Problem requirements: Pull every line containing "orange" out of the material below.

____

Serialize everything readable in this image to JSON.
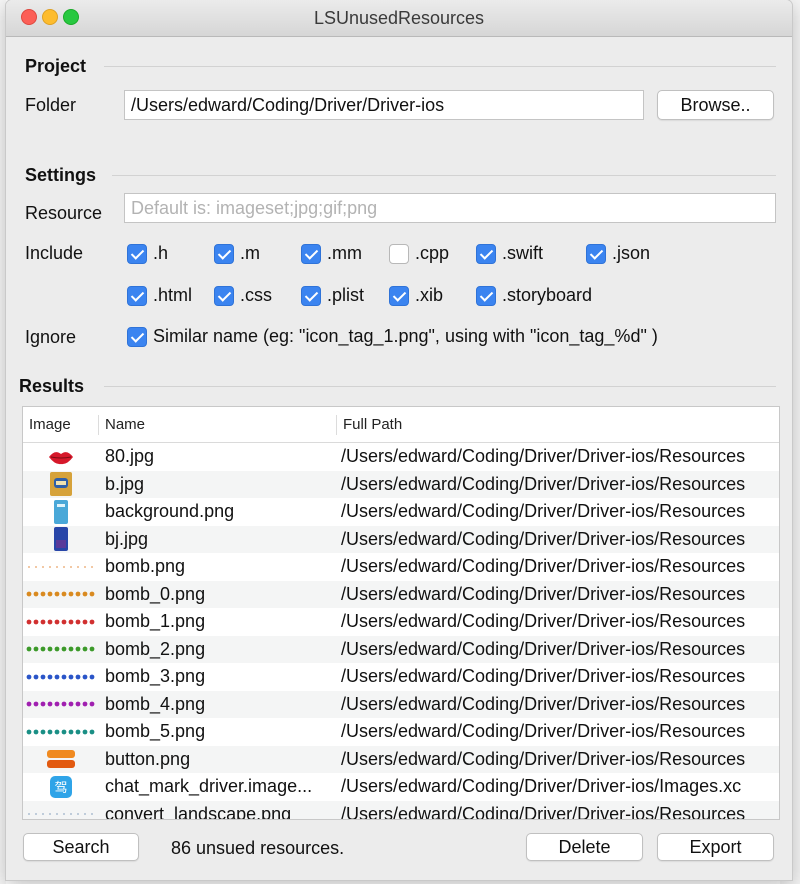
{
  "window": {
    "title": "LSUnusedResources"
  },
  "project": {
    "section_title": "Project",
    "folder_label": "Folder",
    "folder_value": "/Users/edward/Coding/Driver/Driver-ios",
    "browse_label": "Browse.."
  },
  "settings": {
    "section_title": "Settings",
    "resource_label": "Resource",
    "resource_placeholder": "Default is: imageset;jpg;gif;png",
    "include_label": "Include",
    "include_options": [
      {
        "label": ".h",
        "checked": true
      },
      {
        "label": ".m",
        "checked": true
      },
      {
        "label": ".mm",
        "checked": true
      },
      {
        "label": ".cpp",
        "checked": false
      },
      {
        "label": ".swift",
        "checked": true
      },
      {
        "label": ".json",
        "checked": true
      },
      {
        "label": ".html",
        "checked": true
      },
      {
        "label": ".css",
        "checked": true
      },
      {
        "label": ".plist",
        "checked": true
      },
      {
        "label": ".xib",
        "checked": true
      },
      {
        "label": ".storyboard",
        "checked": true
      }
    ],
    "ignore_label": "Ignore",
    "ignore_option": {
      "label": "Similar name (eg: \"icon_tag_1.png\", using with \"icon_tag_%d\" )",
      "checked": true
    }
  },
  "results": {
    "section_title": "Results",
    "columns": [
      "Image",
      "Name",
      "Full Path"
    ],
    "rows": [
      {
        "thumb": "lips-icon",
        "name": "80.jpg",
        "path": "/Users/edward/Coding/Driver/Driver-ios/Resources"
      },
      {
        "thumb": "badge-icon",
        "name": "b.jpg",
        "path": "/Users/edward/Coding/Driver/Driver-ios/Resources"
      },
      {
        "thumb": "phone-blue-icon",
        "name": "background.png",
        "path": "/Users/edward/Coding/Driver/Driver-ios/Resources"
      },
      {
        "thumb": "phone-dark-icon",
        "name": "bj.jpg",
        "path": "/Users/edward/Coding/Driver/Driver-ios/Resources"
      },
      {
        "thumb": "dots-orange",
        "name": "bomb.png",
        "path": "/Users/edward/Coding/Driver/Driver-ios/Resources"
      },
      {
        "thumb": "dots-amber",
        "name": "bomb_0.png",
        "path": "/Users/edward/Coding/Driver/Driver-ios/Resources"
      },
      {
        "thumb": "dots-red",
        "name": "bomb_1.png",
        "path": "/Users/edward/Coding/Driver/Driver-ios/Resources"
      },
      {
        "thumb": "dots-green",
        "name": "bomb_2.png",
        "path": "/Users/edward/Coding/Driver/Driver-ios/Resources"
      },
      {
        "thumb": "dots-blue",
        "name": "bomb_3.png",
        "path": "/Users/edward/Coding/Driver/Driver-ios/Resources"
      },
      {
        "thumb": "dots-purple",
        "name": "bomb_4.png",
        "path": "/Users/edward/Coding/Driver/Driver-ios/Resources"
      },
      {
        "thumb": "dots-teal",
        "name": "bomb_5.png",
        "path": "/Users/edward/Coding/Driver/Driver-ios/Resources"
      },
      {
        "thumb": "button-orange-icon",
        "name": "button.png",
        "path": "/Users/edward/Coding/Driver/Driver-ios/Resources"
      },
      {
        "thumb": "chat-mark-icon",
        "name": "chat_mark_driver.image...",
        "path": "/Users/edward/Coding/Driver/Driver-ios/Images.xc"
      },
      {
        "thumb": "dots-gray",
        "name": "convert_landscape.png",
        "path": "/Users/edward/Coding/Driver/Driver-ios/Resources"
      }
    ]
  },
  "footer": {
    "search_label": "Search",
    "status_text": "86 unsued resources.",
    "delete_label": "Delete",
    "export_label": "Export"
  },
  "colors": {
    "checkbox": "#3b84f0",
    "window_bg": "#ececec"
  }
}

____

Complete answer:
        "thumb": "dots-orange",
        "thumb": "button-orange-icon",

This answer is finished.